> _Goal of the exercise_: Print the records below word for word, but leave out the pictures.

> _Data extract_:
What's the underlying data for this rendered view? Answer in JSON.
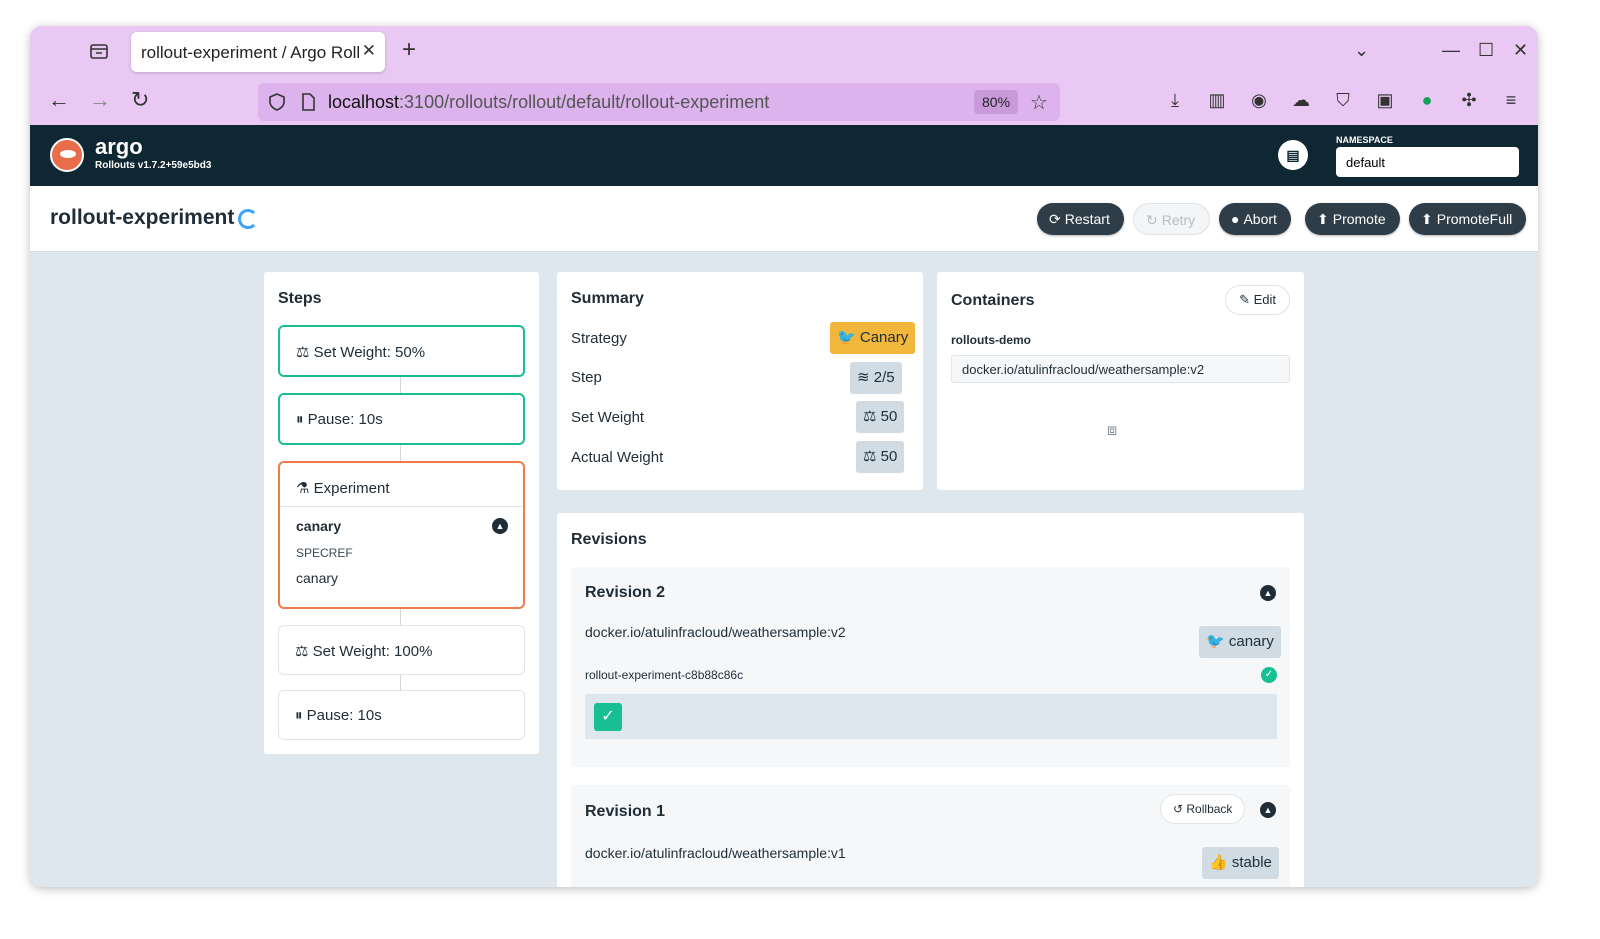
{
  "browser": {
    "tab_title": "rollout-experiment / Argo Rollouts",
    "url_host": "localhost",
    "url_path": ":3100/rollouts/rollout/default/rollout-experiment",
    "zoom": "80%"
  },
  "header": {
    "brand": "argo",
    "version": "Rollouts v1.7.2+59e5bd3",
    "namespace_label": "NAMESPACE",
    "namespace_value": "default"
  },
  "rollout": {
    "name": "rollout-experiment",
    "actions": {
      "restart": "Restart",
      "retry": "Retry",
      "abort": "Abort",
      "promote": "Promote",
      "promote_full": "PromoteFull"
    }
  },
  "steps": {
    "title": "Steps",
    "items": [
      {
        "label": "Set Weight: 50%",
        "icon": "weight-icon",
        "state": "done"
      },
      {
        "label": "Pause: 10s",
        "icon": "pause-icon",
        "state": "done"
      },
      {
        "label": "Experiment",
        "icon": "flask-icon",
        "state": "active"
      },
      {
        "label": "Set Weight: 100%",
        "icon": "weight-icon",
        "state": "pending"
      },
      {
        "label": "Pause: 10s",
        "icon": "pause-icon",
        "state": "pending"
      }
    ],
    "experiment": {
      "template_name": "canary",
      "specref_label": "SPECREF",
      "specref_value": "canary"
    }
  },
  "summary": {
    "title": "Summary",
    "strategy_label": "Strategy",
    "strategy_value": "Canary",
    "step_label": "Step",
    "step_value": "2/5",
    "set_weight_label": "Set Weight",
    "set_weight_value": "50",
    "actual_weight_label": "Actual Weight",
    "actual_weight_value": "50"
  },
  "containers": {
    "title": "Containers",
    "edit_label": "Edit",
    "name": "rollouts-demo",
    "image": "docker.io/atulinfracloud/weathersample:v2"
  },
  "revisions": {
    "title": "Revisions",
    "items": [
      {
        "title": "Revision 2",
        "image": "docker.io/atulinfracloud/weathersample:v2",
        "badge": "canary",
        "replicaset": "rollout-experiment-c8b88c86c"
      },
      {
        "title": "Revision 1",
        "rollback_label": "Rollback",
        "image": "docker.io/atulinfracloud/weathersample:v1",
        "badge": "stable"
      }
    ]
  },
  "colors": {
    "header_bg": "#0f2733",
    "success": "#18be94",
    "active_step": "#f07b4a",
    "canary_badge": "#f1b63c",
    "browser_chrome": "#e9c9f3"
  }
}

> _Task response_:
What's the underlying data for this rendered view? Answer in JSON.
{
  "browser": {
    "tab_title": "rollout-experiment / Argo Rollouts",
    "url_host": "localhost",
    "url_path": ":3100/rollouts/rollout/default/rollout-experiment",
    "zoom": "80%"
  },
  "header": {
    "brand": "argo",
    "version": "Rollouts v1.7.2+59e5bd3",
    "namespace_label": "NAMESPACE",
    "namespace_value": "default"
  },
  "rollout": {
    "name": "rollout-experiment",
    "actions": {
      "restart": "Restart",
      "retry": "Retry",
      "abort": "Abort",
      "promote": "Promote",
      "promote_full": "PromoteFull"
    }
  },
  "steps": {
    "title": "Steps",
    "items": [
      {
        "label": "Set Weight: 50%",
        "icon": "weight-icon",
        "state": "done"
      },
      {
        "label": "Pause: 10s",
        "icon": "pause-icon",
        "state": "done"
      },
      {
        "label": "Experiment",
        "icon": "flask-icon",
        "state": "active"
      },
      {
        "label": "Set Weight: 100%",
        "icon": "weight-icon",
        "state": "pending"
      },
      {
        "label": "Pause: 10s",
        "icon": "pause-icon",
        "state": "pending"
      }
    ],
    "experiment": {
      "template_name": "canary",
      "specref_label": "SPECREF",
      "specref_value": "canary"
    }
  },
  "summary": {
    "title": "Summary",
    "strategy_label": "Strategy",
    "strategy_value": "Canary",
    "step_label": "Step",
    "step_value": "2/5",
    "set_weight_label": "Set Weight",
    "set_weight_value": "50",
    "actual_weight_label": "Actual Weight",
    "actual_weight_value": "50"
  },
  "containers": {
    "title": "Containers",
    "edit_label": "Edit",
    "name": "rollouts-demo",
    "image": "docker.io/atulinfracloud/weathersample:v2"
  },
  "revisions": {
    "title": "Revisions",
    "items": [
      {
        "title": "Revision 2",
        "image": "docker.io/atulinfracloud/weathersample:v2",
        "badge": "canary",
        "replicaset": "rollout-experiment-c8b88c86c"
      },
      {
        "title": "Revision 1",
        "rollback_label": "Rollback",
        "image": "docker.io/atulinfracloud/weathersample:v1",
        "badge": "stable"
      }
    ]
  },
  "colors": {
    "header_bg": "#0f2733",
    "success": "#18be94",
    "active_step": "#f07b4a",
    "canary_badge": "#f1b63c",
    "browser_chrome": "#e9c9f3"
  }
}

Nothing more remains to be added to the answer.